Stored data
· · · · · · ·
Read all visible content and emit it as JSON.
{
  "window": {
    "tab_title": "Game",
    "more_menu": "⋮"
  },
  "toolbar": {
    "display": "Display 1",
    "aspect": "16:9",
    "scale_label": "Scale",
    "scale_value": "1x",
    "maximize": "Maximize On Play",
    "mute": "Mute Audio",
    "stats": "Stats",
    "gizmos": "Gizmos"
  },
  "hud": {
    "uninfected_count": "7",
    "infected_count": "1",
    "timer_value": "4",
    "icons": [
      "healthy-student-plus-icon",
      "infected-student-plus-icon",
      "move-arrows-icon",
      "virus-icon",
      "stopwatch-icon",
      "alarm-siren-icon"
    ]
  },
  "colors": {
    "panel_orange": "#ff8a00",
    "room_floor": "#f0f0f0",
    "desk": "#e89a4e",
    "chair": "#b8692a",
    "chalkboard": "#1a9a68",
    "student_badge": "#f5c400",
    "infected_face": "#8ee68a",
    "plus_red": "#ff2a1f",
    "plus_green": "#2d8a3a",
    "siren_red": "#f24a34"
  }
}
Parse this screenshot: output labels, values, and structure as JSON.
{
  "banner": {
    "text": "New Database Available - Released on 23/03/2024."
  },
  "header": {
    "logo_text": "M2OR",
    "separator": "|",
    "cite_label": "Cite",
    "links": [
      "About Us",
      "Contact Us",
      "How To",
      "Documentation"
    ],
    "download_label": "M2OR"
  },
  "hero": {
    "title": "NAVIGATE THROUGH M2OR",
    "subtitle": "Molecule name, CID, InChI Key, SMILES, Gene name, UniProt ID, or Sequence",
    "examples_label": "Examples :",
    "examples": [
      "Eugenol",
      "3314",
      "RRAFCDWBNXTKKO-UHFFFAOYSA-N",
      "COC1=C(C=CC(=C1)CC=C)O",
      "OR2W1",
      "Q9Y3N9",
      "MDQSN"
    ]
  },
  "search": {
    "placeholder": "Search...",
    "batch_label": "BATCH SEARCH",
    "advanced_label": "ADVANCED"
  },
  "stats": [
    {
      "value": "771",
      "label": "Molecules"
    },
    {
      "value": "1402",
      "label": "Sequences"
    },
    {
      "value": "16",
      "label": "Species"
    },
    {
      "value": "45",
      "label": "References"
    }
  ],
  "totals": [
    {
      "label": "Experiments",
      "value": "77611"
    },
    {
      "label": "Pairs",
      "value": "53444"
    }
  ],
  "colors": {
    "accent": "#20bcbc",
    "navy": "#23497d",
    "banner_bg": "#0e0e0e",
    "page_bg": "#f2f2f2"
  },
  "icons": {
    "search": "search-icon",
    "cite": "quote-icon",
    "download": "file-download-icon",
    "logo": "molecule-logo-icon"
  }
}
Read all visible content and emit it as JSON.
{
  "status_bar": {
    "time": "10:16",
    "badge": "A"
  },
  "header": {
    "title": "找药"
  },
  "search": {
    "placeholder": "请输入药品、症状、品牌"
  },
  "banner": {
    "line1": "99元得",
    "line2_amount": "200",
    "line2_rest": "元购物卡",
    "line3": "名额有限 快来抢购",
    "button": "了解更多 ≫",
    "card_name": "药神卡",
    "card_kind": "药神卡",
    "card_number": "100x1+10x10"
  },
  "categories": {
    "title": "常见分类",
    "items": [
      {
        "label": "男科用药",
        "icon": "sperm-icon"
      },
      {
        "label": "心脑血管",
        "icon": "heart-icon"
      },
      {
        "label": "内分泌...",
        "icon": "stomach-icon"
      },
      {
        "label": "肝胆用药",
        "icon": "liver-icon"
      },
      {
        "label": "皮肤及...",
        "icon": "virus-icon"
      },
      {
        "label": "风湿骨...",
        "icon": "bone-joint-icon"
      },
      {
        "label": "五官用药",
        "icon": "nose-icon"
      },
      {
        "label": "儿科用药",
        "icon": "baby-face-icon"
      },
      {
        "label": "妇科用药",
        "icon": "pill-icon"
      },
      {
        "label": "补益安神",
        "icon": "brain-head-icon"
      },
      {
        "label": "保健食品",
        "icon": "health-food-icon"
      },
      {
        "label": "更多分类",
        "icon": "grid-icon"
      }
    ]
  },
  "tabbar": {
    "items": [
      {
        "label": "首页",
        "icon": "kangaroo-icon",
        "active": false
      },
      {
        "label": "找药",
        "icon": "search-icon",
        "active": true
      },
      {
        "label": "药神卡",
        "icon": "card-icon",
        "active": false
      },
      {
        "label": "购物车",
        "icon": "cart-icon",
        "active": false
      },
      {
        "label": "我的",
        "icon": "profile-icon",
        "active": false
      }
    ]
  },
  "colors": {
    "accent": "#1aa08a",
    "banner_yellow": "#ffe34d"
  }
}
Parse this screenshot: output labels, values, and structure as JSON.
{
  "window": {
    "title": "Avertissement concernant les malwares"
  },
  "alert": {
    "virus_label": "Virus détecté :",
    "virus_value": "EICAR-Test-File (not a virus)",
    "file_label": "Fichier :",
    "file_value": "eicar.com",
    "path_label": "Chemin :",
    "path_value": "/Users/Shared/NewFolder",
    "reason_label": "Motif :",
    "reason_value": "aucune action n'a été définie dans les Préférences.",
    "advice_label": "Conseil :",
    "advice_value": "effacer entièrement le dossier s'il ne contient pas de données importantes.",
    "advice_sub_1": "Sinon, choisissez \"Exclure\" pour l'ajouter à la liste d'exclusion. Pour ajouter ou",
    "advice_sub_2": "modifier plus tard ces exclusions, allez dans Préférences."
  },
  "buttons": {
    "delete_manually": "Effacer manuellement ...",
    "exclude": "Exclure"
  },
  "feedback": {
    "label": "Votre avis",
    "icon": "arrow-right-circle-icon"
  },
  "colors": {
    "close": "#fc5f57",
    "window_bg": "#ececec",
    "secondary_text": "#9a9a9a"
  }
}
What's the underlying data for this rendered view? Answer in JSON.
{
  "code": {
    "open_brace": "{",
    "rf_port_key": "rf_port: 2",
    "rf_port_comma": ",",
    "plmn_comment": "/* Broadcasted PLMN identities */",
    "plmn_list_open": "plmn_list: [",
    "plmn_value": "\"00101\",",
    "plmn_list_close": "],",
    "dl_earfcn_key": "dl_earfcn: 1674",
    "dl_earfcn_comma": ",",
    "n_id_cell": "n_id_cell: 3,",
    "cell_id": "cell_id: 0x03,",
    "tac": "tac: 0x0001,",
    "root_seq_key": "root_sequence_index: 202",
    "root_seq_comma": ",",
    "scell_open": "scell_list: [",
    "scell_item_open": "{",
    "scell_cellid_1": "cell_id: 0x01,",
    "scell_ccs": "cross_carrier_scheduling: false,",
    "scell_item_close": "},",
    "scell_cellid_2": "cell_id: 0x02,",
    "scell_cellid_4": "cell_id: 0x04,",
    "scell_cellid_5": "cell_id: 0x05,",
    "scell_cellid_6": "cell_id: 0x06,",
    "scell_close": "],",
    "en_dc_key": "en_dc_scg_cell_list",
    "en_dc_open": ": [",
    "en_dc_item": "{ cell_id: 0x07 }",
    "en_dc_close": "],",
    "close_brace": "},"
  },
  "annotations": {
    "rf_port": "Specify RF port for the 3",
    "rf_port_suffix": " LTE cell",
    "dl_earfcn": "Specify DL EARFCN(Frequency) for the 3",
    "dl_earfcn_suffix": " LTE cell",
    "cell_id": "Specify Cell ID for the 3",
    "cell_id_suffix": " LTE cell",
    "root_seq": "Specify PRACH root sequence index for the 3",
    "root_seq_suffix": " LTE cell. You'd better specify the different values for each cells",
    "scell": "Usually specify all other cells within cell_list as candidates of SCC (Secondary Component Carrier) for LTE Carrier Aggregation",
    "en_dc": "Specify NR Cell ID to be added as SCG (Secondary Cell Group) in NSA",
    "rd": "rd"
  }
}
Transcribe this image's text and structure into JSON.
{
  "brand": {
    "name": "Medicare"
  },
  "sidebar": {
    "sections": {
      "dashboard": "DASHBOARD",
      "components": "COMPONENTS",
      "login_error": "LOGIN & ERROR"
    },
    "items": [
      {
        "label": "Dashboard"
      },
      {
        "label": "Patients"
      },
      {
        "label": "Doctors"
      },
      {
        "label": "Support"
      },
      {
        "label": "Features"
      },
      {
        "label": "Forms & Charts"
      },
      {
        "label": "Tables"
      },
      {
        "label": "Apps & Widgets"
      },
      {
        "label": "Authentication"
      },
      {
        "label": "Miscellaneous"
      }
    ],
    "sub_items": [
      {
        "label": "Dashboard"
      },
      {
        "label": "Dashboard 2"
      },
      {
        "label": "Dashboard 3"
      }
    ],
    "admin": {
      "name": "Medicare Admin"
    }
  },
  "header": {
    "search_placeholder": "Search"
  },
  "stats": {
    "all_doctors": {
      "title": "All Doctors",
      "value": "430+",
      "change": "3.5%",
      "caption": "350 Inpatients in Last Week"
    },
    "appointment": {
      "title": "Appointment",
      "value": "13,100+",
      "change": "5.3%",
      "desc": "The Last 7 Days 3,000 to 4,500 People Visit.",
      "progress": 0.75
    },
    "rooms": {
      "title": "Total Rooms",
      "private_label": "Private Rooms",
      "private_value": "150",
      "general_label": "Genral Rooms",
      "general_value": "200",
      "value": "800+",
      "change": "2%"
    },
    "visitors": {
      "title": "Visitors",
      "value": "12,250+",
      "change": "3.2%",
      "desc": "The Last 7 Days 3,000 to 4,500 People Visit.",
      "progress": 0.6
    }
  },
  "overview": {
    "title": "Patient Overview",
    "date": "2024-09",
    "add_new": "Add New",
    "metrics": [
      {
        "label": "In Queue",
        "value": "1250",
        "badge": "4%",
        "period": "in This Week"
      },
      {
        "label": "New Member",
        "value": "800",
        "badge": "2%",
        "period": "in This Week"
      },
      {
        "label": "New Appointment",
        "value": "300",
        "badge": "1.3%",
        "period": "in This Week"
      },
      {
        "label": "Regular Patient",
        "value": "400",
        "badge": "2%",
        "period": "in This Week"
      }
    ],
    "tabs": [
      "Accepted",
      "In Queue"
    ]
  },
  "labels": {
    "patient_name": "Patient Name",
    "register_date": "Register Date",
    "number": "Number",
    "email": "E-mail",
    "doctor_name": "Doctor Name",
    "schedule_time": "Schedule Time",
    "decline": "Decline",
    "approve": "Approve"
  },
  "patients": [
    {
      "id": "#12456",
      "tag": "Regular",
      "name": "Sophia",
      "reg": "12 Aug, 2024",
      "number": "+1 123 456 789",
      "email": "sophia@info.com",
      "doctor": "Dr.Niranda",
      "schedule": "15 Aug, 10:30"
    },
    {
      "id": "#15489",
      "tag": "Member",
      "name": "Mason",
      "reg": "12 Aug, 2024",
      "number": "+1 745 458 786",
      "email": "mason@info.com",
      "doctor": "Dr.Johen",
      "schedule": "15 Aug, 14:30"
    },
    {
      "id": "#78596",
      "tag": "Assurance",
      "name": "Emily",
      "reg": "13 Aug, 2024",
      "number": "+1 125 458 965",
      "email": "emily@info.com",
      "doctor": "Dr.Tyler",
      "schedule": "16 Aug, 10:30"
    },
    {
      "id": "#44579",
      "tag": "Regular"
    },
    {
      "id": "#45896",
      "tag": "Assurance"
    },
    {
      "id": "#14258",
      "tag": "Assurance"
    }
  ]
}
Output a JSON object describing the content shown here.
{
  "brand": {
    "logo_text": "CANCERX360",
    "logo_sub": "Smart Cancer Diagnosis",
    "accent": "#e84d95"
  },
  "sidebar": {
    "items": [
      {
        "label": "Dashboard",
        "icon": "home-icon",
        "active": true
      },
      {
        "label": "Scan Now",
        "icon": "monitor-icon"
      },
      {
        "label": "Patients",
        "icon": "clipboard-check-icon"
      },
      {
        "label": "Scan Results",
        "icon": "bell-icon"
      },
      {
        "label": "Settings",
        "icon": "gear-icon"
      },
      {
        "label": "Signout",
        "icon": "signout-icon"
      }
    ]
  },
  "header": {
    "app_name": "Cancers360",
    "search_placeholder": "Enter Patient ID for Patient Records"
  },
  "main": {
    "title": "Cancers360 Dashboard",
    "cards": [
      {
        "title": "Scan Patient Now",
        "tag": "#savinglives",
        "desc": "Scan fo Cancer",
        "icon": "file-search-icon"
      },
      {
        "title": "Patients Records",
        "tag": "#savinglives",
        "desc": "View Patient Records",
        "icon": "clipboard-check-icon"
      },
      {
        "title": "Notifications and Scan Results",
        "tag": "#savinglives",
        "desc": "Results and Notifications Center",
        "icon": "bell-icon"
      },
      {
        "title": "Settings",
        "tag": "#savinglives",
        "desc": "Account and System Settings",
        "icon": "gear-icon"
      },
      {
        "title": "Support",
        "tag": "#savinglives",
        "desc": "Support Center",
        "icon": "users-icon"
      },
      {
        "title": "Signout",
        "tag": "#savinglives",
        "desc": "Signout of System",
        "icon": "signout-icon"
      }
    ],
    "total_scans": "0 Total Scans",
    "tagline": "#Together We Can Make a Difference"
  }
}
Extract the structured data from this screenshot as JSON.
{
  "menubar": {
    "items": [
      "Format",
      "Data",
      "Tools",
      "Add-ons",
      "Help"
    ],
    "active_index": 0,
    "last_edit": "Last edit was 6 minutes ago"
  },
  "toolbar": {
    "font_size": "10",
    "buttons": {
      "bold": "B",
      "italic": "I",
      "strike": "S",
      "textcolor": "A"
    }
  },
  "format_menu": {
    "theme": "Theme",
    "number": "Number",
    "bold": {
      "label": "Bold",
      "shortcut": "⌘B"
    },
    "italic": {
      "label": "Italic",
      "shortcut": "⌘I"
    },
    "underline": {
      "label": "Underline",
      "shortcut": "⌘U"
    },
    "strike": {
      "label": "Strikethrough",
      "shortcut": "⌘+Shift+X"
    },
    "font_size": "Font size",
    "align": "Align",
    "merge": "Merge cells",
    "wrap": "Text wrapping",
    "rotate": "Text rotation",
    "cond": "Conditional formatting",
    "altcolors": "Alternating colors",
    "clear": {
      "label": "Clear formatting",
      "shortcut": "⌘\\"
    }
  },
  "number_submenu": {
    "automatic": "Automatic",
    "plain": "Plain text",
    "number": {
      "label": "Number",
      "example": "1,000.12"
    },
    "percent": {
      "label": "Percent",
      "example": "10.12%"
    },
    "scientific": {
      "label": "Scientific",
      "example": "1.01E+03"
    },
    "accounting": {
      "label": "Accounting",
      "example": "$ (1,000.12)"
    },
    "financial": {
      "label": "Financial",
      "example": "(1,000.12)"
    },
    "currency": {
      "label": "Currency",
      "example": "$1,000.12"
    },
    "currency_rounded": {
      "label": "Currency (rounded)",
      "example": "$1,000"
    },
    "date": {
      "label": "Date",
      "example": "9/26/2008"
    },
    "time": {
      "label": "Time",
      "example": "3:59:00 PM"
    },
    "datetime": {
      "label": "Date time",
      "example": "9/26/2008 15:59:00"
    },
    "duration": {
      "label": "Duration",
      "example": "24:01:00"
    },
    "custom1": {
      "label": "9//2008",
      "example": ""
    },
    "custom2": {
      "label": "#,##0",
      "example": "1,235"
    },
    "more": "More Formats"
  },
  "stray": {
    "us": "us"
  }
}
· · · · · · ·
**WHAT IS BEING ASKED**
Copy all lines of the preceding data that hold the word "System".

**ANSWER SECTION**
        "desc": "Account and System Settings",
        "desc": "Signout of System",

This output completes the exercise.